» Exercise material
▬▬▬▬▬▬

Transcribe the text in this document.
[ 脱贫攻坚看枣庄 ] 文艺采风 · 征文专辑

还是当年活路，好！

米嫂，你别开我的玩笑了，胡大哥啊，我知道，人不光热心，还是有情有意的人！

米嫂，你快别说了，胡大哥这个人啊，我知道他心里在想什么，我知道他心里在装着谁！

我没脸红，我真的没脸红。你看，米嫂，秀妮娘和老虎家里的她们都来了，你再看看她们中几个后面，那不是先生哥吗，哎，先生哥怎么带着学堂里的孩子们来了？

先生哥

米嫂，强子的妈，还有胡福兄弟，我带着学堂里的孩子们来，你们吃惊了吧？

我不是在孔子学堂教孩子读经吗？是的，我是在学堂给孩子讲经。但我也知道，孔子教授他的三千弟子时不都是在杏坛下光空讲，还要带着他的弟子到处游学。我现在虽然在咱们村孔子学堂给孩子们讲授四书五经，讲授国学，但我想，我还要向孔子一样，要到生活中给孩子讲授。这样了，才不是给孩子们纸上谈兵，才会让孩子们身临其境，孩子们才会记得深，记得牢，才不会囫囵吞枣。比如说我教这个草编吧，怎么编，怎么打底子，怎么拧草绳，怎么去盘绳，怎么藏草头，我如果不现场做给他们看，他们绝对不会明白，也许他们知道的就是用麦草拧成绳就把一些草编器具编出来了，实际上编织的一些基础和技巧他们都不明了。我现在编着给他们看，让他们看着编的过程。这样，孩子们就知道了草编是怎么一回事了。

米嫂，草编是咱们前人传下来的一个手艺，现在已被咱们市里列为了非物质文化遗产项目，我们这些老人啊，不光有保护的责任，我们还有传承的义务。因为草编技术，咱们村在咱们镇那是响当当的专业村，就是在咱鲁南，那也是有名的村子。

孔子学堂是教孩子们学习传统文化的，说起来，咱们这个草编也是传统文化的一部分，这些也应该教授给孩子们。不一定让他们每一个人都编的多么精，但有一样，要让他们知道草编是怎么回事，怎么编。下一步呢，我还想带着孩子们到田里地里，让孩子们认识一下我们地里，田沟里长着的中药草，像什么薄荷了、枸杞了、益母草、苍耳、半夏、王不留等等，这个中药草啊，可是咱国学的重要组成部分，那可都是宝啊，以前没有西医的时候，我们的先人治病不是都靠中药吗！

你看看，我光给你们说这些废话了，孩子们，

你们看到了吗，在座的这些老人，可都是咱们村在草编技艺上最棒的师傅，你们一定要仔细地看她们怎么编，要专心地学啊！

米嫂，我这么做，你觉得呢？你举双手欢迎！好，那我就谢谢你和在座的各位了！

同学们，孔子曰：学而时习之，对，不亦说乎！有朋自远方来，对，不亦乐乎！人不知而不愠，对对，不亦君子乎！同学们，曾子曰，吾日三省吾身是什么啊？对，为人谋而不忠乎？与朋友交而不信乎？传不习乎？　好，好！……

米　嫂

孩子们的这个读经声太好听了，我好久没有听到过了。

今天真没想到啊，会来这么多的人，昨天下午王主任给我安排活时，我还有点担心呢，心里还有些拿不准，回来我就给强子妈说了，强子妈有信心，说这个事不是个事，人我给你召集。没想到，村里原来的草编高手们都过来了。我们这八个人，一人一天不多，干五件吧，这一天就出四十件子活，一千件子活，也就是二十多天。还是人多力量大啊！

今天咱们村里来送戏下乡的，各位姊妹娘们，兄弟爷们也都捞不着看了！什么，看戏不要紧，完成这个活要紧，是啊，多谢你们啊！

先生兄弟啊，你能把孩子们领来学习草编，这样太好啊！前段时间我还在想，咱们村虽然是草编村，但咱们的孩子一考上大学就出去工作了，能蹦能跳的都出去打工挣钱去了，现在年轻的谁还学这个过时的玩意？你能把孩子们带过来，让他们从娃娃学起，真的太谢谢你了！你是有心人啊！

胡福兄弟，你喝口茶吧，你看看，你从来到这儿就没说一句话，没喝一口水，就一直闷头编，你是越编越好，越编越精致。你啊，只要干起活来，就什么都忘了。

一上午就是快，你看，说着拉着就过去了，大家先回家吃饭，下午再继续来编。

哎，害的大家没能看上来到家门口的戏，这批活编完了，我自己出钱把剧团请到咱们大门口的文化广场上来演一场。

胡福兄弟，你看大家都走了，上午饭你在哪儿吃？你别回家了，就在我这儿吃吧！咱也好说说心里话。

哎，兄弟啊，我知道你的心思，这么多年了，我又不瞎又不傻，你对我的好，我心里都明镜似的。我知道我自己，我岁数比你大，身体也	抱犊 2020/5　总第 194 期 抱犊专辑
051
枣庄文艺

▬▬▬▬▬▬

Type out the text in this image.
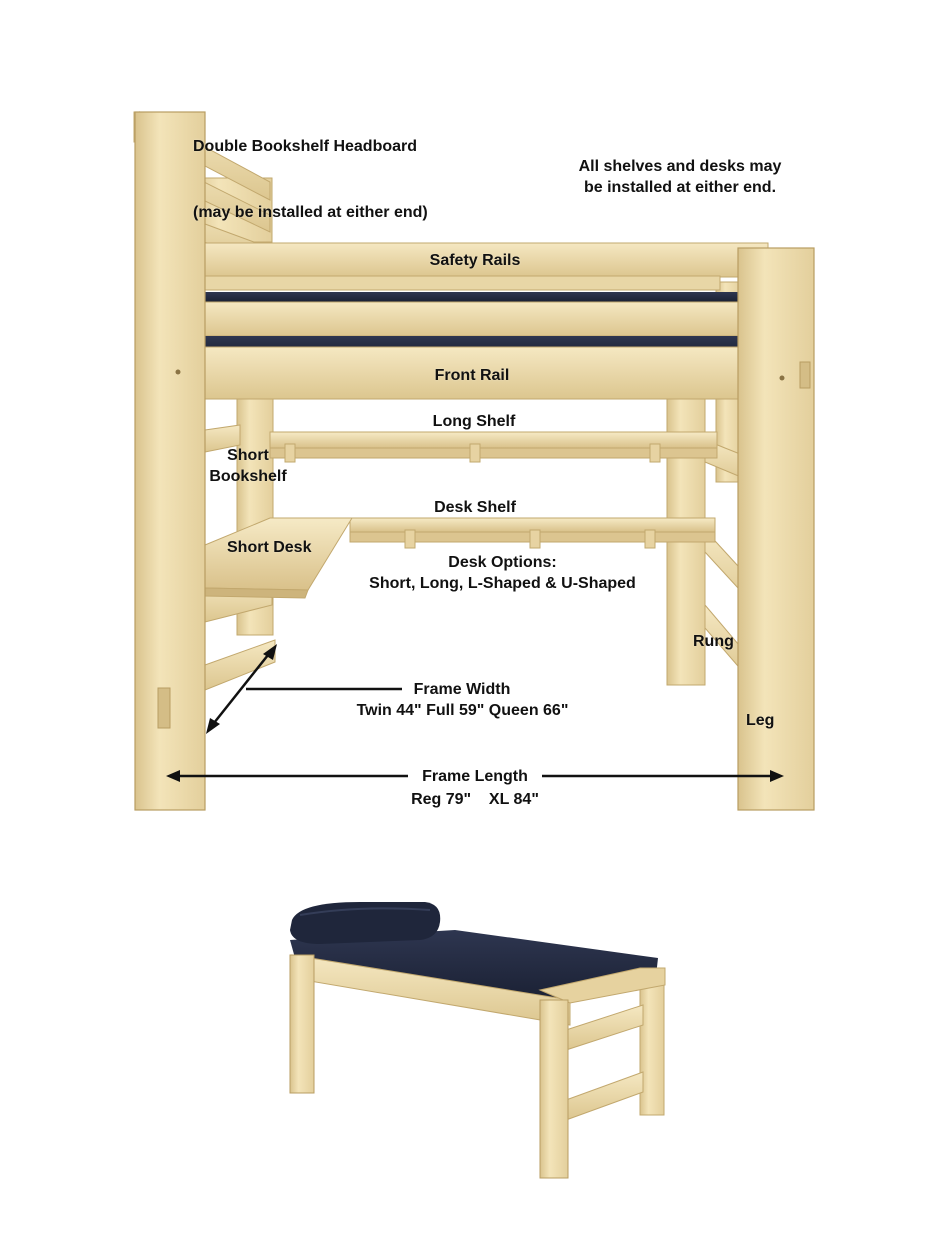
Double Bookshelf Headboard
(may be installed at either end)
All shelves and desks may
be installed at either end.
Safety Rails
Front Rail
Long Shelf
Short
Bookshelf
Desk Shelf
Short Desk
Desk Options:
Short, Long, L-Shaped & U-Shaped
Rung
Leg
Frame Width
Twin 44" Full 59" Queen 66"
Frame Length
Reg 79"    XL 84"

▬▬▬▬▬▬

» Given instruction
Look through the material above. Copy each line where the word "Long" appears.

» Solution to this exercise
Long Shelf
Short, Long, L-Shaped & U-Shaped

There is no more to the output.